Instructions to follow:
Set down, word for word, the stretch of lines from the one containing "What data populates" to the end of the records below.

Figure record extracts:
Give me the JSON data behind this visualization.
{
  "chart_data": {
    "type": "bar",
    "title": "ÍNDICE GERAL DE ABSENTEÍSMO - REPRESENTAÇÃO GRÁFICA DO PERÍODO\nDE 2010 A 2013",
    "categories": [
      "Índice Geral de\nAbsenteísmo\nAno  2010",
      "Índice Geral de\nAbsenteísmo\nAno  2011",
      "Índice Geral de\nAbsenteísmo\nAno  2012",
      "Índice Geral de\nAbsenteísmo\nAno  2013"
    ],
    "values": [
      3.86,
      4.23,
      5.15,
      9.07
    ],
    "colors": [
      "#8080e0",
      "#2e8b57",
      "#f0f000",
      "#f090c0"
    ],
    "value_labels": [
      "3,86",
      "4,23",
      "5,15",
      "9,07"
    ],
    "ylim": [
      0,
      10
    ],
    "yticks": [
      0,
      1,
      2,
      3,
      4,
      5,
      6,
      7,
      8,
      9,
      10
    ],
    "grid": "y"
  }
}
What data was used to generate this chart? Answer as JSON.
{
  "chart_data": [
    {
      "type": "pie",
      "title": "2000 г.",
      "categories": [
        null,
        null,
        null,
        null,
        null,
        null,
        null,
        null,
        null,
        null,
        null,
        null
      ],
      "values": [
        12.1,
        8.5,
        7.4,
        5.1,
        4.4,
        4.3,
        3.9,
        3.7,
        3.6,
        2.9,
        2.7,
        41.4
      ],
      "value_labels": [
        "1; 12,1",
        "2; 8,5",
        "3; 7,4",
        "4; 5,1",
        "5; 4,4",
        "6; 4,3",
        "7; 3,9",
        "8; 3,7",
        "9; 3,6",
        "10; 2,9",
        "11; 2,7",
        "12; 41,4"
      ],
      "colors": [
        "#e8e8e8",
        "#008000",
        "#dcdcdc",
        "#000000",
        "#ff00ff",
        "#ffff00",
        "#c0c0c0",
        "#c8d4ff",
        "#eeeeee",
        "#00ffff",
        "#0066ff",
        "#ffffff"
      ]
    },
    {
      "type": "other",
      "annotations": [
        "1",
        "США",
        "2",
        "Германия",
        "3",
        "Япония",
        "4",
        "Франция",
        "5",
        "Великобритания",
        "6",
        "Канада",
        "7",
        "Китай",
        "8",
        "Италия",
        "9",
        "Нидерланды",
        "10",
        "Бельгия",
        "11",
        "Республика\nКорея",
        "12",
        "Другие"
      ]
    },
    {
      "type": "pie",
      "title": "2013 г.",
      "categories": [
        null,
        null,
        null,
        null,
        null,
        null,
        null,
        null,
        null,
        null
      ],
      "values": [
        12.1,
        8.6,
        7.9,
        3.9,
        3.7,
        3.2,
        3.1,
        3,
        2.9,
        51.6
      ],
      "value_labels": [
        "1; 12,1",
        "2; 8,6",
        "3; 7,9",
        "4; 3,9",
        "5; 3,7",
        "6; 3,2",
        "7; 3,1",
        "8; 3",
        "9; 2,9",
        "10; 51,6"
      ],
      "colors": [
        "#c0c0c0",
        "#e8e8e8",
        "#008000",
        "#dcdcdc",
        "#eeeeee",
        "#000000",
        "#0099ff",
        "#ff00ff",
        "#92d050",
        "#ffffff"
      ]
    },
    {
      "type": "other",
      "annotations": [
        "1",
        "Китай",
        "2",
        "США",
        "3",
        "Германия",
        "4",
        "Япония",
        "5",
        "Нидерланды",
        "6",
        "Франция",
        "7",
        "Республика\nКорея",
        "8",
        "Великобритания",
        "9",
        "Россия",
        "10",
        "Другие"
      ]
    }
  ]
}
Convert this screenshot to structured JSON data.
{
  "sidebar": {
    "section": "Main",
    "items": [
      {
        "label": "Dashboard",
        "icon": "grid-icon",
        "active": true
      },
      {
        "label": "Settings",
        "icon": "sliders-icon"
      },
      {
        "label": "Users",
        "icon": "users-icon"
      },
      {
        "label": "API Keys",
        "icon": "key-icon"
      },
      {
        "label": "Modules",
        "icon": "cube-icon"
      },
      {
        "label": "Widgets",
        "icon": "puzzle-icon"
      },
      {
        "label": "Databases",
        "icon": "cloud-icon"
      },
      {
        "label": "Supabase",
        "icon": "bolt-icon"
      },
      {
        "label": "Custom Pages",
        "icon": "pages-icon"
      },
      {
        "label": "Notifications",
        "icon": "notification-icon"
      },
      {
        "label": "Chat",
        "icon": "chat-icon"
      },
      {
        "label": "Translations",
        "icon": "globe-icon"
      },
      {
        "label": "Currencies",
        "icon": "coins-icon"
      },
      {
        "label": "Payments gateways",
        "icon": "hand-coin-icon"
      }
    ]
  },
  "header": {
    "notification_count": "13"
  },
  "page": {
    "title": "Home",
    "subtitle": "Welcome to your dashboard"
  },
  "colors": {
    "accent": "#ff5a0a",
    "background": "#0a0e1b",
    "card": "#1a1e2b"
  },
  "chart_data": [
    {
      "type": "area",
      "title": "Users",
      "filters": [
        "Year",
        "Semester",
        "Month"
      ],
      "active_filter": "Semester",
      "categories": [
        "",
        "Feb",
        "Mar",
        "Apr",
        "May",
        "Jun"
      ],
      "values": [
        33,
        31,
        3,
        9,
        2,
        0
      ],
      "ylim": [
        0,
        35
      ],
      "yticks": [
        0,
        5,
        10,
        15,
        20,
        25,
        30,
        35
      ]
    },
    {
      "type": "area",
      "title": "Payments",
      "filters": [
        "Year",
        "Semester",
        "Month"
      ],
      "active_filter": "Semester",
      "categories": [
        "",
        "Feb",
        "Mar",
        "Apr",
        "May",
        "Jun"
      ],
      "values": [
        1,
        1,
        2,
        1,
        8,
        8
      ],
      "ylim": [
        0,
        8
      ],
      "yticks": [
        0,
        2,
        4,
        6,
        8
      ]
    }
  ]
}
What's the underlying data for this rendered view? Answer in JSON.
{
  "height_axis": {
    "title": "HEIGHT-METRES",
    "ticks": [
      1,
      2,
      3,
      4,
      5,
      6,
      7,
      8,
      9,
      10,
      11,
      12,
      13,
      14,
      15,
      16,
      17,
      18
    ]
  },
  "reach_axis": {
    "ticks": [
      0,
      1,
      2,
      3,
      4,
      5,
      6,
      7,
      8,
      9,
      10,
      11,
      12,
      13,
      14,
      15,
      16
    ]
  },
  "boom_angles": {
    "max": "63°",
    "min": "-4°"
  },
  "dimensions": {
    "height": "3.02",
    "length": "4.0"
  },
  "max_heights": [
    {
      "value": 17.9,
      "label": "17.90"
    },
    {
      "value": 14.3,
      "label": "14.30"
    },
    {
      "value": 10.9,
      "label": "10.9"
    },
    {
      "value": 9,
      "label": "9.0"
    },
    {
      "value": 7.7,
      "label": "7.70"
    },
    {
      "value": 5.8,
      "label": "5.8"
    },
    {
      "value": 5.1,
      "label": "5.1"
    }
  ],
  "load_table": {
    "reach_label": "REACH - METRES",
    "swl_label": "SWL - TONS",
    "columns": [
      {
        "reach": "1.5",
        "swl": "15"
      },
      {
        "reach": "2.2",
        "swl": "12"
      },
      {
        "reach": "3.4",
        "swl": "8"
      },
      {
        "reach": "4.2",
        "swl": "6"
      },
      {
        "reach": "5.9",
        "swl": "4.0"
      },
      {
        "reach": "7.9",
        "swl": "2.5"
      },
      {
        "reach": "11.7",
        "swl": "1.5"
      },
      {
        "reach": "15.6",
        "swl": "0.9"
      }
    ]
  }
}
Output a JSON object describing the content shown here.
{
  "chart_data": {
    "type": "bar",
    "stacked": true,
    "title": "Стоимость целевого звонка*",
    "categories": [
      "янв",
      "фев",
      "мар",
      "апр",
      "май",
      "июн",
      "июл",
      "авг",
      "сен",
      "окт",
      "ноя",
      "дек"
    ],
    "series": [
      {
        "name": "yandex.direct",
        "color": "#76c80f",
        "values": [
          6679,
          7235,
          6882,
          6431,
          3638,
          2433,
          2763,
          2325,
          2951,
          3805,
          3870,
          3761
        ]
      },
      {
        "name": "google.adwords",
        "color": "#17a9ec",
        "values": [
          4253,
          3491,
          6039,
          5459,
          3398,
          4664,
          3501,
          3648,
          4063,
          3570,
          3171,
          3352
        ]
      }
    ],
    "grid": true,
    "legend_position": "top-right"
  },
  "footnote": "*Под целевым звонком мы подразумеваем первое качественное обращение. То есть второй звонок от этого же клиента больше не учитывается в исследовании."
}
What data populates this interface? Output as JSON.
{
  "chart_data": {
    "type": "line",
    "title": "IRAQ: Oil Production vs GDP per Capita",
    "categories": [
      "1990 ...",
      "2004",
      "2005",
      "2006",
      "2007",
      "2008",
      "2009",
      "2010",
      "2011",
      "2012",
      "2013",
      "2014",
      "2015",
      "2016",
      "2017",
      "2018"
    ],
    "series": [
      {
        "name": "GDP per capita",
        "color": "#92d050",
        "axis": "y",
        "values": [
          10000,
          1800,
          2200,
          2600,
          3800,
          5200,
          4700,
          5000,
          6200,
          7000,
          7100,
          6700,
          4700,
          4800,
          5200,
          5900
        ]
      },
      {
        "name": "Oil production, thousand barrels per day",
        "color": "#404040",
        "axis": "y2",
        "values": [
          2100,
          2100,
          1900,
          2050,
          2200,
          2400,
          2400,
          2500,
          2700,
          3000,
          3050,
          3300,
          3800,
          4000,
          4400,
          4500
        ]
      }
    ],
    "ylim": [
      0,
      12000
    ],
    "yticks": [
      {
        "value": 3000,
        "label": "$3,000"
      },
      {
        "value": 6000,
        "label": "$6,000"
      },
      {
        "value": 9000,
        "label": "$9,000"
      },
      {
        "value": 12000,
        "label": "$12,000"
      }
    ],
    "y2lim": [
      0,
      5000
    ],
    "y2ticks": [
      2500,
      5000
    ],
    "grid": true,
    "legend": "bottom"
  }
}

Exercise answer:
What data populates this interface? Output as JSON.
{
  "chart_data": {
    "type": "line",
    "title": "IRAQ: Oil Production vs GDP per Capita",
    "categories": [
      "1990 ...",
      "2004",
      "2005",
      "2006",
      "2007",
      "2008",
      "2009",
      "2010",
      "2011",
      "2012",
      "2013",
      "2014",
      "2015",
      "2016",
      "2017",
      "2018"
    ],
    "series": [
      {
        "name": "GDP per capita",
        "color": "#92d050",
        "axis": "y",
        "values": [
          10000,
          1800,
          2200,
          2600,
          3800,
          5200,
          4700,
          5000,
          6200,
          7000,
          7100,
          6700,
          4700,
          4800,
          5200,
          5900
        ]
      },
      {
        "name": "Oil production, thousand barrels per day",
        "color": "#404040",
        "axis": "y2",
        "values": [
          2100,
          2100,
          1900,
          2050,
          2200,
          2400,
          2400,
          2500,
          2700,
          3000,
          3050,
          3300,
          3800,
          4000,
          4400,
          4500
        ]
      }
    ],
    "ylim": [
      0,
      12000
    ],
    "yticks": [
      {
        "value": 3000,
        "label": "$3,000"
      },
      {
        "value": 6000,
        "label": "$6,000"
      },
      {
        "value": 9000,
        "label": "$9,000"
      },
      {
        "value": 12000,
        "label": "$12,000"
      }
    ],
    "y2lim": [
      0,
      5000
    ],
    "y2ticks": [
      2500,
      5000
    ],
    "grid": true,
    "legend": "bottom"
  }
}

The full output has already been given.